* [Bagian Teks]
+++
Pertanyaan-pertanyaan seperti ini menempatkan manusia pada persimpangan antara materialisme ilmiah dan spiritualisme teistik — dua cara memandang realitas yang tampaknya berseberangan, namun sesungguhnya saling menyinggung dalam kedalaman yang sama.
⚙️ 1. DARI “TUHAN CELAH ” KE “TUHAN STRUKTUR”: Dalam tradisi ilmiah Barat, muncul istilah God of the gaps — “Tuhan dari celah-celah ketidaktahuan.” Artinya, ketika sains belum mampu menjelaskan sesuatu, sebagian orang mengisinya dengan jawaban “itu kehendak Tuhan.” Namun, ketika sains menemukan penjelasan mekanistiknya, Tuhan seolah tersingkir dari laboratorium dan persamaan.
+++
* [Blok Data]
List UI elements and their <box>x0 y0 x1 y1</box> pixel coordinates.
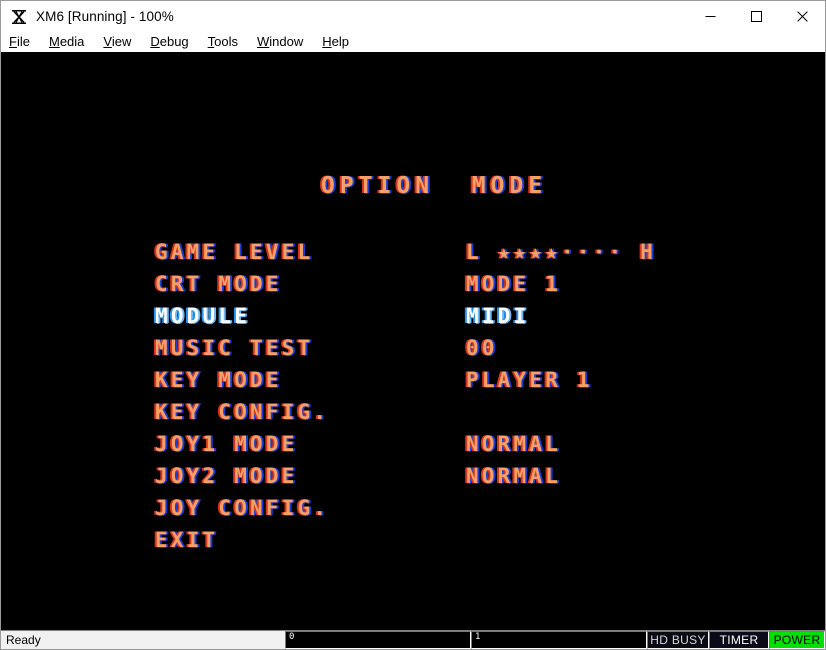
+++
* [Perintah Tugas] Tentukan apakah setiap pernyataan berikut sesuai dengan teks tentang materialisme ilmiah dan spiritualisme teistik. Jawab ya atau tidak, lalu sertakan kutipan persis dari teks yang menjadi penentunya: (a) Istilah God of the gaps muncul dalam tradisi ilmiah Timur. (b) Materialisme ilmiah dan spiritualisme teistik disebut sebagai dua cara memandang realitas. (c) Semua orang mengisi hal yang belum dapat dijelaskan sains dengan jawaban bahwa itu kehendak Tuhan.

* [Jawaban]
(a) Tidak: "Dalam tradisi ilmiah Barat, muncul istilah God of the gaps"
(b) Ya: "materialisme ilmiah dan spiritualisme teistik — dua cara memandang realitas"
(c) Tidak: "sebagian orang mengisinya dengan jawaban “itu kehendak Tuhan.”"